### INPUT ROWS ###

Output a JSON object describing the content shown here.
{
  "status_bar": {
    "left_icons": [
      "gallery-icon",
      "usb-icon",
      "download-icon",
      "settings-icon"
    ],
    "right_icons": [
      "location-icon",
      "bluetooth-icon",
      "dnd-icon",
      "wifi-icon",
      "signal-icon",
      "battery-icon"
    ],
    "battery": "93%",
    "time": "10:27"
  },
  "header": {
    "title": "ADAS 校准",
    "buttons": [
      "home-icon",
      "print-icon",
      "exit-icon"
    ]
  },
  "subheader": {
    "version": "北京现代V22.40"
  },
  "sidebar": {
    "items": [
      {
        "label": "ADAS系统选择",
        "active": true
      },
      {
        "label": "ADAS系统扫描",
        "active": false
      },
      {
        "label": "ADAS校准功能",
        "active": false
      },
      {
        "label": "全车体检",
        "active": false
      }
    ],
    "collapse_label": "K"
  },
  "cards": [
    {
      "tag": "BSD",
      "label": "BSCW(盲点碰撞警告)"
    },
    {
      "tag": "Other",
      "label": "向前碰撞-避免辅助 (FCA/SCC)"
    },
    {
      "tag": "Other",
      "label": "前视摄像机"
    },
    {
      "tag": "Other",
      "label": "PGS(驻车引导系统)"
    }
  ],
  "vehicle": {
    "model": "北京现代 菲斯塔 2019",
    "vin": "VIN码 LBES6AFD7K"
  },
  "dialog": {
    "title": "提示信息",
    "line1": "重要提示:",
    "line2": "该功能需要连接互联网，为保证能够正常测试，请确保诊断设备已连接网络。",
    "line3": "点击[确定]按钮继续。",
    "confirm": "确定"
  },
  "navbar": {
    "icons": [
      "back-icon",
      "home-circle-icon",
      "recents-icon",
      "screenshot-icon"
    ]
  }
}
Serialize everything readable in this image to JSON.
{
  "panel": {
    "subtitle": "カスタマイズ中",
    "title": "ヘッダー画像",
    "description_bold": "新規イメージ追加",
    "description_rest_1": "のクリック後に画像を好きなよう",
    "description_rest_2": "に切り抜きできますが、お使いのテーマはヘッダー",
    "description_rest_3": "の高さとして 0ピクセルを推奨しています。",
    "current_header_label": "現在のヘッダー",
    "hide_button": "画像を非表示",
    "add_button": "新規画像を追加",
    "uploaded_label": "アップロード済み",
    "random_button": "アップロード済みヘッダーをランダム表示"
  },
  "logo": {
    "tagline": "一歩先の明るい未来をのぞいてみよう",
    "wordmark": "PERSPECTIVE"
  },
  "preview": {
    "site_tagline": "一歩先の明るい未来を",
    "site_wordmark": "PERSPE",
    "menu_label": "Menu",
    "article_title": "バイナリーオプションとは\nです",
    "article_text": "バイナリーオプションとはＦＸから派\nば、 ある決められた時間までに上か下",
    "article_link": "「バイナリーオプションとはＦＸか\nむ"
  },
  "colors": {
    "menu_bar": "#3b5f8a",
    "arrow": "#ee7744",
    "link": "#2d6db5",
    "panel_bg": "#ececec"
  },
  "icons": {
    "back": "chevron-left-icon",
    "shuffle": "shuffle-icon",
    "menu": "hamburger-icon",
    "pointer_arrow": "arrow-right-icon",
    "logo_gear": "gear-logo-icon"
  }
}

###

> [EXERCISE TASK]: Scan the material above. Return every line containing the string "JSON".

> [SOLUTION TO THIS TASK]:
Output a JSON object describing the content shown here.
Serialize everything readable in this image to JSON.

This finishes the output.